• Stated goal a: In the records, copy the lines verbatim, starting at the line that contains "filters-button[interactable]: Filtros bbox=[310, 23, 368, 39]" and ending after the line that contains "443, 953, 455]".

• Text passage:
++++++++

1. Getting assessment information

I’ve already downloaded all assessments from the IUCN Red List and filtered them down to just assessments for angiosperms.

You can do the same by installing the rredlist package. You’ll need an API key to use the IUCN Red List API, which you can register for here. Alternatively, you can download the information you need directly from the IUCN Red List website.

I bundled these assessments up in this package to make things a bit easier for analysis.

head(angiosperm_assessments)
#> # A tibble: 6 x 4
#>   taxonid scientific_name    taxonomic_autho~ category
#>     <int> <chr>              <chr>            <chr>   
#> 1   30310 Cotoneaster grana~ Boiss.           LR/cd   
#> 2   30312 Liquidambar orien~ <NA>             VU      
#> 3   30314 Prunus ramburii    Boiss.           VU      
#> 4   30315 Rhamnus intermedia Steud. &amp; Ho~ LC      
#> 5   30316 Rhamnus persicifo~ Moris            EN      
#> 6   30317 Salix tarraconens~ Pau              VU

In total, there are assessments for 53,542 angiosperm assessments.

++++++++

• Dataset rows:
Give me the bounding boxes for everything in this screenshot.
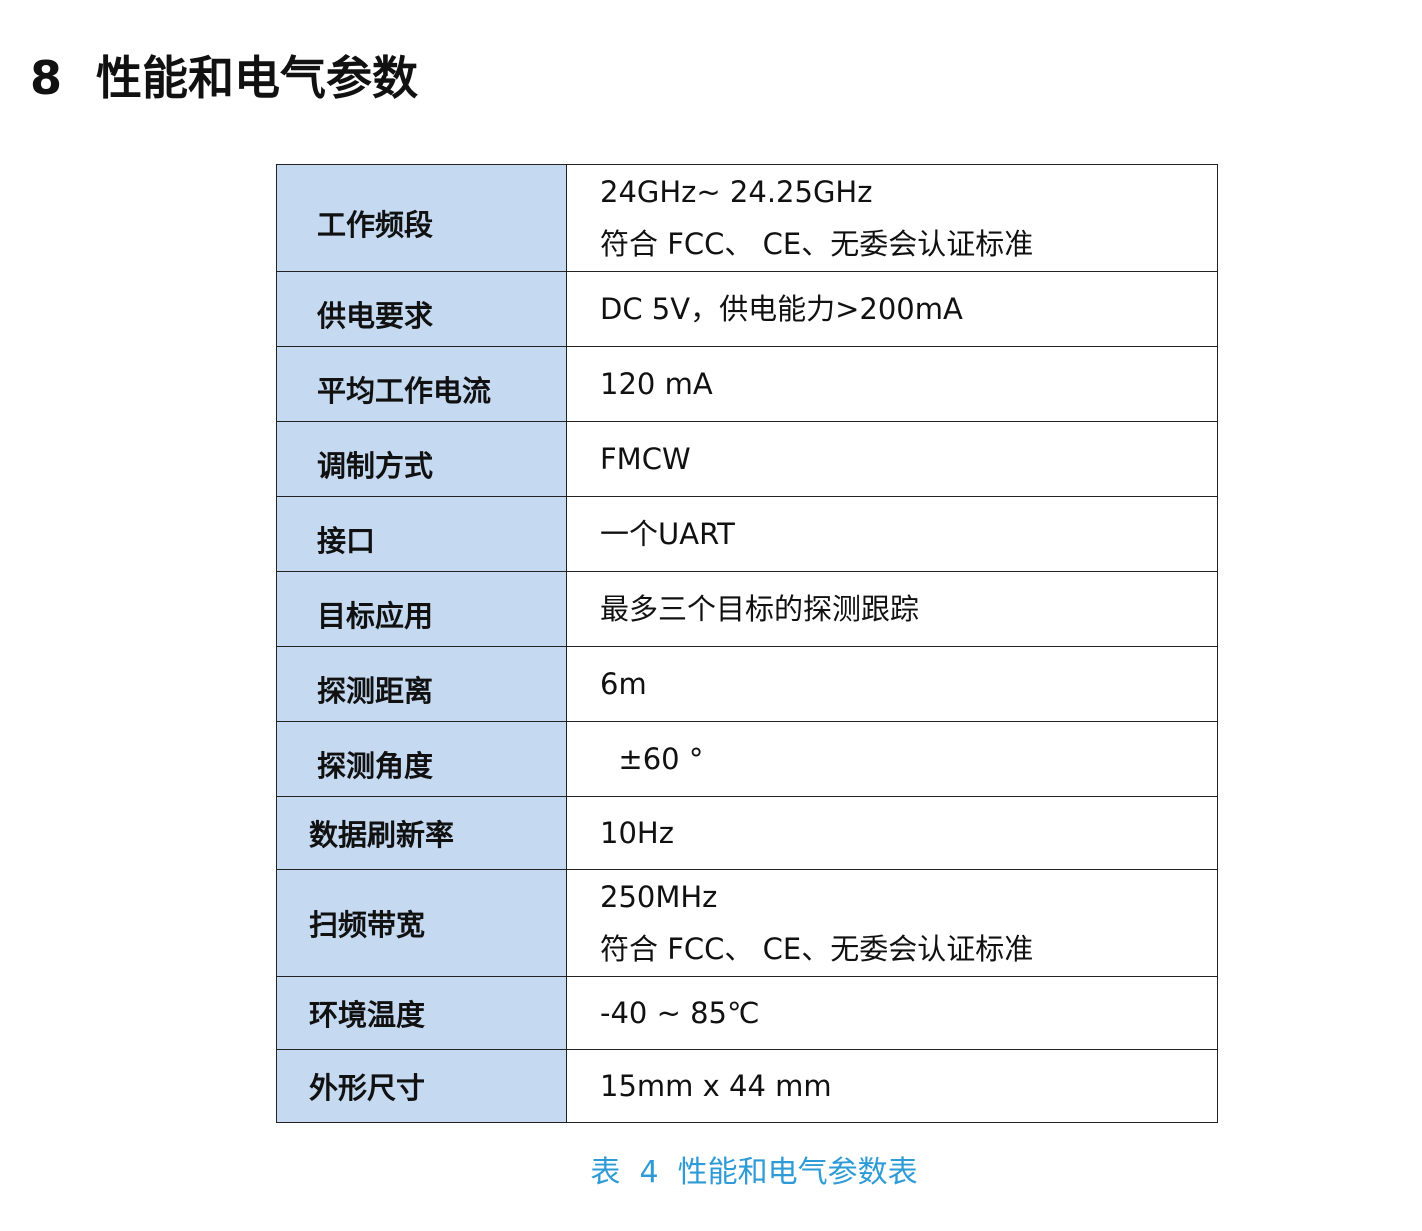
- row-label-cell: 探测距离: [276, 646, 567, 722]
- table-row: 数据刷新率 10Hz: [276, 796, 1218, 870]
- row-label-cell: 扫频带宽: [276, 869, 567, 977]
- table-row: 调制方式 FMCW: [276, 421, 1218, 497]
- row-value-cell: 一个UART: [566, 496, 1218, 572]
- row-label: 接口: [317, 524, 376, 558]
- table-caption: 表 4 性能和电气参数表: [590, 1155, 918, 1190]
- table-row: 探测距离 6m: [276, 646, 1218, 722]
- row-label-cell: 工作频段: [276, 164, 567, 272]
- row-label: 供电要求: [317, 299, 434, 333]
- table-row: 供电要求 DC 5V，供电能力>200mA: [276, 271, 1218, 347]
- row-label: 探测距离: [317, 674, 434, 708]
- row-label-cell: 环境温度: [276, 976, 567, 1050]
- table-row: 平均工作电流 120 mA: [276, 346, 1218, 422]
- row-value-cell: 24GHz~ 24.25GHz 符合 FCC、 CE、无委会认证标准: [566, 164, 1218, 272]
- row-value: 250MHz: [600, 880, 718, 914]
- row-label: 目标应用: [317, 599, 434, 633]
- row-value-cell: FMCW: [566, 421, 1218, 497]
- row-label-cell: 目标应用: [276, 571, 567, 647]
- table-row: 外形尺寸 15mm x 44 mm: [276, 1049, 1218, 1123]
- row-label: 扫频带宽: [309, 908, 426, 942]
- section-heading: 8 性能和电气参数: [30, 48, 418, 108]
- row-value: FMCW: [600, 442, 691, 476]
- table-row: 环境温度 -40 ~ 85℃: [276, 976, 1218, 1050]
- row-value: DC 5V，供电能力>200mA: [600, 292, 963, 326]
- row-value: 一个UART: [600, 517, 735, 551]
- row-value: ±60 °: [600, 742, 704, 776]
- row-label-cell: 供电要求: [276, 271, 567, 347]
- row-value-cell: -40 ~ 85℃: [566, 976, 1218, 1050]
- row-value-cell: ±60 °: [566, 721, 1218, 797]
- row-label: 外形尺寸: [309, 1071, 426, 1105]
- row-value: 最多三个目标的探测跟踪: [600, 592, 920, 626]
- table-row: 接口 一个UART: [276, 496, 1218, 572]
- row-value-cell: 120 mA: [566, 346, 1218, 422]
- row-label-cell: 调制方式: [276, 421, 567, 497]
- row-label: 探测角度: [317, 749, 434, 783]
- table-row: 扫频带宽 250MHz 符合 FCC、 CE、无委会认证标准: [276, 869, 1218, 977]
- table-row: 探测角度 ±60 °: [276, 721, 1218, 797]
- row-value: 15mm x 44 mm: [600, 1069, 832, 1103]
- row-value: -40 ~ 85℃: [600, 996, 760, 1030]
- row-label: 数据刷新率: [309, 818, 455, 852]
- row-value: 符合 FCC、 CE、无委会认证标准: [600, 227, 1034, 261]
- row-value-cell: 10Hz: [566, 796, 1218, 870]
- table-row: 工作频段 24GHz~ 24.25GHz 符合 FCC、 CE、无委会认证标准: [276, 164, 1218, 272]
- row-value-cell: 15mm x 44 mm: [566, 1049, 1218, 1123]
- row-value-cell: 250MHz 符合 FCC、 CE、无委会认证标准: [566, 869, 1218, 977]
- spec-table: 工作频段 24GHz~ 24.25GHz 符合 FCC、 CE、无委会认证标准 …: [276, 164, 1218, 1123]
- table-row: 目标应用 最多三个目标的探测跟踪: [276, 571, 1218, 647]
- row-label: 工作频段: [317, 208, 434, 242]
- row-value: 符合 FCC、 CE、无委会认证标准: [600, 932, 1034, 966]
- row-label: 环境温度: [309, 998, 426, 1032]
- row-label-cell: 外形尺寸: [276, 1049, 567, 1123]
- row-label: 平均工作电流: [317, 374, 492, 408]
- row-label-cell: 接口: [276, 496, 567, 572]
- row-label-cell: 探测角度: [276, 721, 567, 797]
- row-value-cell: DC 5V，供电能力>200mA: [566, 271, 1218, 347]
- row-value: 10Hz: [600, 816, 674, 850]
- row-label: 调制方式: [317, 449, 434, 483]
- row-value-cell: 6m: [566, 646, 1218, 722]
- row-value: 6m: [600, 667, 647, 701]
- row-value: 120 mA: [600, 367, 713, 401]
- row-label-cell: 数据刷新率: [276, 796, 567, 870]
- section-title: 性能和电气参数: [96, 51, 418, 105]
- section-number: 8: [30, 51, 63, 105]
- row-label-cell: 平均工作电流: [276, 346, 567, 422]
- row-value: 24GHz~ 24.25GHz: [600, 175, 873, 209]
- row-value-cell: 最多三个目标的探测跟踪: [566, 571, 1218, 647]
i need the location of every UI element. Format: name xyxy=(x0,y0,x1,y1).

++++++++

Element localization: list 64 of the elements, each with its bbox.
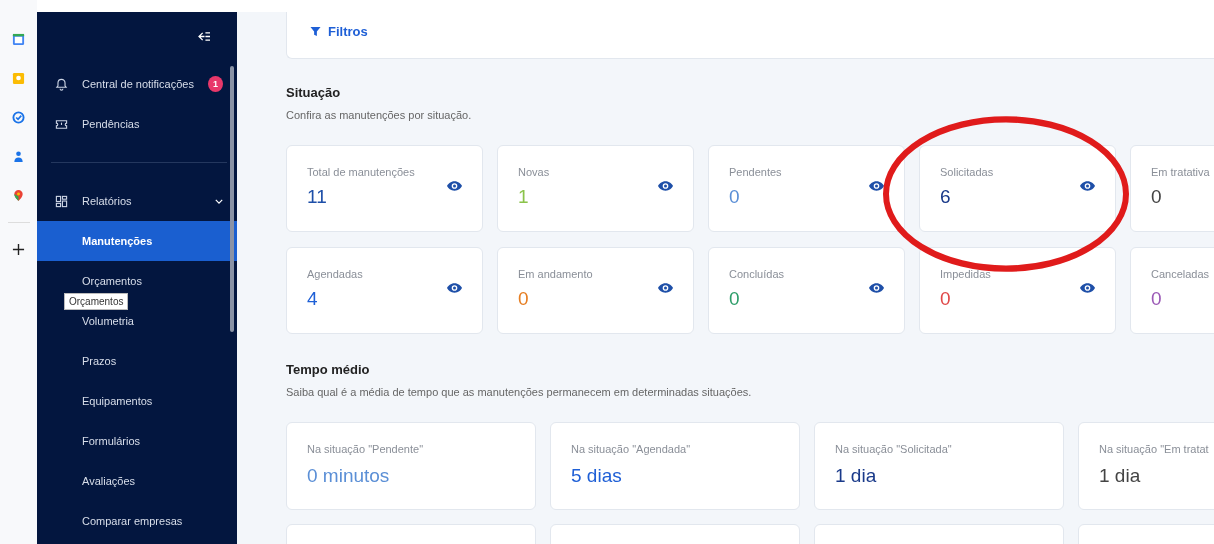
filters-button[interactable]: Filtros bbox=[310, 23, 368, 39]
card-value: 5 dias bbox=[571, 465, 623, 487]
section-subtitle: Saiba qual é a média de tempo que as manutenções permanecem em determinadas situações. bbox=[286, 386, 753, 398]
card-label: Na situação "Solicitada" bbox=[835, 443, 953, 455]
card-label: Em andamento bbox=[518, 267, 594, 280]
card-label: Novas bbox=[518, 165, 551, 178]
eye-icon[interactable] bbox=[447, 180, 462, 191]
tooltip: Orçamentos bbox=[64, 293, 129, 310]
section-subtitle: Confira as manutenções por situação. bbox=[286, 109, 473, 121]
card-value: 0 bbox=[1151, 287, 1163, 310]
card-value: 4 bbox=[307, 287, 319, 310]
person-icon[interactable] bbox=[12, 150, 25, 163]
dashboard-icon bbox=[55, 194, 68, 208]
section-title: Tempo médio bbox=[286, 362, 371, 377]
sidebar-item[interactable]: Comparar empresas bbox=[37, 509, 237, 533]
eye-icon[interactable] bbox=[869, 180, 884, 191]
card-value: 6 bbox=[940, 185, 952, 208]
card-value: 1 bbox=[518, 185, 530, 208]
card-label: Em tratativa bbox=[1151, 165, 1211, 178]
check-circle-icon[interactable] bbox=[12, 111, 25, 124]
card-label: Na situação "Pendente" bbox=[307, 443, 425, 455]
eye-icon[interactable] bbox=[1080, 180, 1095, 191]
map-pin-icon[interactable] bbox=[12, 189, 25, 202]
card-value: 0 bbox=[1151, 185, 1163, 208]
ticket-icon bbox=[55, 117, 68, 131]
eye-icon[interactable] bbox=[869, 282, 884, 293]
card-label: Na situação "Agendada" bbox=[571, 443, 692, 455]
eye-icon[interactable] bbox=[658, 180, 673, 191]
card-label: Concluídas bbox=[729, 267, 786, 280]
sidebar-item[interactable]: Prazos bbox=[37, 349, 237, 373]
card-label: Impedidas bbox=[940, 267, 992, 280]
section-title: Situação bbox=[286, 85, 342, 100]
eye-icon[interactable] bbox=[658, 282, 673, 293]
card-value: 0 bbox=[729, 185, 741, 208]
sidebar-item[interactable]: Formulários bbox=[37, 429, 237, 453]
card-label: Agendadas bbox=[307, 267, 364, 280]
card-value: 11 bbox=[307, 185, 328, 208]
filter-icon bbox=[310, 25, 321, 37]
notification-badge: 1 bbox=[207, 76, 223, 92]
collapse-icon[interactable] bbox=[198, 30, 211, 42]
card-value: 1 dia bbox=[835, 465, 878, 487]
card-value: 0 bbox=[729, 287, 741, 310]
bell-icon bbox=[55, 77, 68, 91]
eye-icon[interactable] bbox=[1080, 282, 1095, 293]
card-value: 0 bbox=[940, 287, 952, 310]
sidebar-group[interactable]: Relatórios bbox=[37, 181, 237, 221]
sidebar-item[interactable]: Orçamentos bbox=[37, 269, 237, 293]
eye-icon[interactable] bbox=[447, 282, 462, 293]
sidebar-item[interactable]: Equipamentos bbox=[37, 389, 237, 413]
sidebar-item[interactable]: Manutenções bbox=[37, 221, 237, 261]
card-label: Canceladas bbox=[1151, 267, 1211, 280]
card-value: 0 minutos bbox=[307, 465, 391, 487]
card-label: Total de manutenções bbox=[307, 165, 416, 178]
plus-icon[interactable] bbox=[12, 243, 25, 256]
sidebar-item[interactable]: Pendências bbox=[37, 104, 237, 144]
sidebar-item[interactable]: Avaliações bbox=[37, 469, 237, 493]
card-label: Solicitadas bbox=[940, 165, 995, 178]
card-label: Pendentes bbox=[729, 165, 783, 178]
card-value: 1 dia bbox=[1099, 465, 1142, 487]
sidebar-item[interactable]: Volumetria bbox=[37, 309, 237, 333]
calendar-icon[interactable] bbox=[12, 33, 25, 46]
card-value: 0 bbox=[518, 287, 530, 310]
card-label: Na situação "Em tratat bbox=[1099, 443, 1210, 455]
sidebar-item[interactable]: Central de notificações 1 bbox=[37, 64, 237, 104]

++++++++

• Stated goal b: Rewrite the passage on IUCN Red List assessments from the words "I bundled these" through the words "53,542 angiosperm assessments.", replacing "bundled" with "packaged".

• Task result a:
filters-button[interactable]: Filtros bbox=[310, 23, 368, 39]
card-value: 5 dias bbox=[571, 465, 623, 487]
section-subtitle: Saiba qual é a média de tempo que as manutenções permanecem em determinadas situações. bbox=[286, 386, 753, 398]
card-label: Na situação "Solicitada" bbox=[835, 443, 953, 455]

• Task result b:
I packaged these assessments up in this package to make things a bit easier for analysis.

head(angiosperm_assessments)
#> # A tibble: 6 x 4
#>   taxonid scientific_name    taxonomic_autho~ category
#>     <int> <chr>              <chr>            <chr>   
#> 1   30310 Cotoneaster grana~ Boiss.           LR/cd   
#> 2   30312 Liquidambar orien~ <NA>             VU      
#> 3   30314 Prunus ramburii    Boiss.           VU      
#> 4   30315 Rhamnus intermedia Steud. &amp; Ho~ LC      
#> 5   30316 Rhamnus persicifo~ Moris            EN      
#> 6   30317 Salix tarraconens~ Pau              VU

In total, there are assessments for 53,542 angiosperm assessments.